__Excerpt from a dataset__.
= = = =

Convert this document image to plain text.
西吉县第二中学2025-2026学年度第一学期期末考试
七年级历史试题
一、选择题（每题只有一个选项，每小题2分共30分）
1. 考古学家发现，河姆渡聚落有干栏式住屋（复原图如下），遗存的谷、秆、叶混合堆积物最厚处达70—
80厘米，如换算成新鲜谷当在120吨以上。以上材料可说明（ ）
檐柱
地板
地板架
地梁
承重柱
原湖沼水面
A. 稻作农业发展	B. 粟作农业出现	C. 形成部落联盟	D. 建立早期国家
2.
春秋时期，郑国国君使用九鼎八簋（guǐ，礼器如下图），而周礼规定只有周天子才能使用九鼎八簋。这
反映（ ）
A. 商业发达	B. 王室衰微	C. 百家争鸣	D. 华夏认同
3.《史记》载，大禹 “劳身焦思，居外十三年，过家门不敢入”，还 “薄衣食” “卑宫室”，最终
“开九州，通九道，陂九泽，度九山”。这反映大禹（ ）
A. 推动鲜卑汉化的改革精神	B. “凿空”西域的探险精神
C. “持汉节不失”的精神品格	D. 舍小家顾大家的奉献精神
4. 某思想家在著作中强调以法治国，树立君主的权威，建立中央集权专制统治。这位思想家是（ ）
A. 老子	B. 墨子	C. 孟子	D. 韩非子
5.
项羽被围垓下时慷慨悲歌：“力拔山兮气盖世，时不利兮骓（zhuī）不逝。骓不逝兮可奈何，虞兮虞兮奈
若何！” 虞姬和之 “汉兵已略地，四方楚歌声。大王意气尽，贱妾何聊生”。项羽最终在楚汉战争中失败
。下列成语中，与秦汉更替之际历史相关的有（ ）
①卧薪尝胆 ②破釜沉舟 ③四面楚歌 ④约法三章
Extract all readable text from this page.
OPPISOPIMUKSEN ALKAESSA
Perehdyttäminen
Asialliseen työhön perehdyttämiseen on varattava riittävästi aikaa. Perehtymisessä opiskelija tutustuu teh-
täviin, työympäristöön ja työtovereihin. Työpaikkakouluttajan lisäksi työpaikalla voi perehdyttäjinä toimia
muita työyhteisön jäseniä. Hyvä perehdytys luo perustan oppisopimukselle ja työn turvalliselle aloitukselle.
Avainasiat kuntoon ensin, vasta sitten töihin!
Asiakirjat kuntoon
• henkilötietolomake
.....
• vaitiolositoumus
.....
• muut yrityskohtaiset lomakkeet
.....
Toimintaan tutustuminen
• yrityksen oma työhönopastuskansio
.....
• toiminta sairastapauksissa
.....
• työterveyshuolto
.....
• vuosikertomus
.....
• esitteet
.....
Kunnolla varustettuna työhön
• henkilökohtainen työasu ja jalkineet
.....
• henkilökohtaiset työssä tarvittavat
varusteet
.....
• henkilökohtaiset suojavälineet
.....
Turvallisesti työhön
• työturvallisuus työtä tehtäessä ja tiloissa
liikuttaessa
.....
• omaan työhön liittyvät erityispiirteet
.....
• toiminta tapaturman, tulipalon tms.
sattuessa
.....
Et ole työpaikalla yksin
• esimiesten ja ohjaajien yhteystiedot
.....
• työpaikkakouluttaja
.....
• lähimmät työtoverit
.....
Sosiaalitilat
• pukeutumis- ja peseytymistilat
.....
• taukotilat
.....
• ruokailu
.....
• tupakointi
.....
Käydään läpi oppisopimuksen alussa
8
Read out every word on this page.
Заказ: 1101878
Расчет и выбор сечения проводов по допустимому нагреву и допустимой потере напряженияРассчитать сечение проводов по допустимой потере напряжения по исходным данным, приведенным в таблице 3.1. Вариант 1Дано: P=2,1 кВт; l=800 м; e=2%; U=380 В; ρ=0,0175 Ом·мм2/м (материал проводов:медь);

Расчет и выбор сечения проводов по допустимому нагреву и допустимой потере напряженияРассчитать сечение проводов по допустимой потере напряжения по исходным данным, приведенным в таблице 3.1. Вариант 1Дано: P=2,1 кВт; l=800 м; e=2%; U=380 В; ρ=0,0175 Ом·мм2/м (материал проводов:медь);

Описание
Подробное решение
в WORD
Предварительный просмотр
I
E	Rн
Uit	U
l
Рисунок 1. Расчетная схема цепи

= = = =

__The problem__. Write out every record, exactly as written.

__Correct response__.
Convert this document image to plain text.
西吉县第二中学2025-2026学年度第一学期期末考试
七年级历史试题
一、选择题（每题只有一个选项，每小题2分共30分）
1. 考古学家发现，河姆渡聚落有干栏式住屋（复原图如下），遗存的谷、秆、叶混合堆积物最厚处达70—
80厘米，如换算成新鲜谷当在120吨以上。以上材料可说明（ ）
檐柱
地板
地板架
地梁
承重柱
原湖沼水面
A. 稻作农业发展	B. 粟作农业出现	C. 形成部落联盟	D. 建立早期国家
2.
春秋时期，郑国国君使用九鼎八簋（guǐ，礼器如下图），而周礼规定只有周天子才能使用九鼎八簋。这
反映（ ）
A. 商业发达	B. 王室衰微	C. 百家争鸣	D. 华夏认同
3.《史记》载，大禹 “劳身焦思，居外十三年，过家门不敢入”，还 “薄衣食” “卑宫室”，最终
“开九州，通九道，陂九泽，度九山”。这反映大禹（ ）
A. 推动鲜卑汉化的改革精神	B. “凿空”西域的探险精神
C. “持汉节不失”的精神品格	D. 舍小家顾大家的奉献精神
4. 某思想家在著作中强调以法治国，树立君主的权威，建立中央集权专制统治。这位思想家是（ ）
A. 老子	B. 墨子	C. 孟子	D. 韩非子
5.
项羽被围垓下时慷慨悲歌：“力拔山兮气盖世，时不利兮骓（zhuī）不逝。骓不逝兮可奈何，虞兮虞兮奈
若何！” 虞姬和之 “汉兵已略地，四方楚歌声。大王意气尽，贱妾何聊生”。项羽最终在楚汉战争中失败
。下列成语中，与秦汉更替之际历史相关的有（ ）
①卧薪尝胆 ②破釜沉舟 ③四面楚歌 ④约法三章
Extract all readable text from this page.
OPPISOPIMUKSEN ALKAESSA
Perehdyttäminen
Asialliseen työhön perehdyttämiseen on varattava riittävästi aikaa. Perehtymisessä opiskelija tutustuu teh-
täviin, työympäristöön ja työtovereihin. Työpaikkakouluttajan lisäksi työpaikalla voi perehdyttäjinä toimia
muita työyhteisön jäseniä. Hyvä perehdytys luo perustan oppisopimukselle ja työn turvalliselle aloitukselle.
Avainasiat kuntoon ensin, vasta sitten töihin!
Asiakirjat kuntoon
• henkilötietolomake
.....
• vaitiolositoumus
.....
• muut yrityskohtaiset lomakkeet
.....
Toimintaan tutustuminen
• yrityksen oma työhönopastuskansio
.....
• toiminta sairastapauksissa
.....
• työterveyshuolto
.....
• vuosikertomus
.....
• esitteet
.....
Kunnolla varustettuna työhön
• henkilökohtainen työasu ja jalkineet
.....
• henkilökohtaiset työssä tarvittavat
varusteet
.....
• henkilökohtaiset suojavälineet
.....
Turvallisesti työhön
• työturvallisuus työtä tehtäessä ja tiloissa
liikuttaessa
.....
• omaan työhön liittyvät erityispiirteet
.....
• toiminta tapaturman, tulipalon tms.
sattuessa
.....
Et ole työpaikalla yksin
• esimiesten ja ohjaajien yhteystiedot
.....
• työpaikkakouluttaja
.....
• lähimmät työtoverit
.....
Sosiaalitilat
• pukeutumis- ja peseytymistilat
.....
• taukotilat
.....
• ruokailu
.....
• tupakointi
.....
Käydään läpi oppisopimuksen alussa
8
Read out every word on this page.
Заказ: 1101878
Расчет и выбор сечения проводов по допустимому нагреву и допустимой потере напряженияРассчитать сечение проводов по допустимой потере напряжения по исходным данным, приведенным в таблице 3.1. Вариант 1Дано: P=2,1 кВт; l=800 м; e=2%; U=380 В; ρ=0,0175 Ом·мм2/м (материал проводов:медь);

Расчет и выбор сечения проводов по допустимому нагреву и допустимой потере напряженияРассчитать сечение проводов по допустимой потере напряжения по исходным данным, приведенным в таблице 3.1. Вариант 1Дано: P=2,1 кВт; l=800 м; e=2%; U=380 В; ρ=0,0175 Ом·мм2/м (материал проводов:медь);

Описание
Подробное решение
в WORD
Предварительный просмотр
I
E	Rн
Uit	U
l
Рисунок 1. Расчетная схема цепи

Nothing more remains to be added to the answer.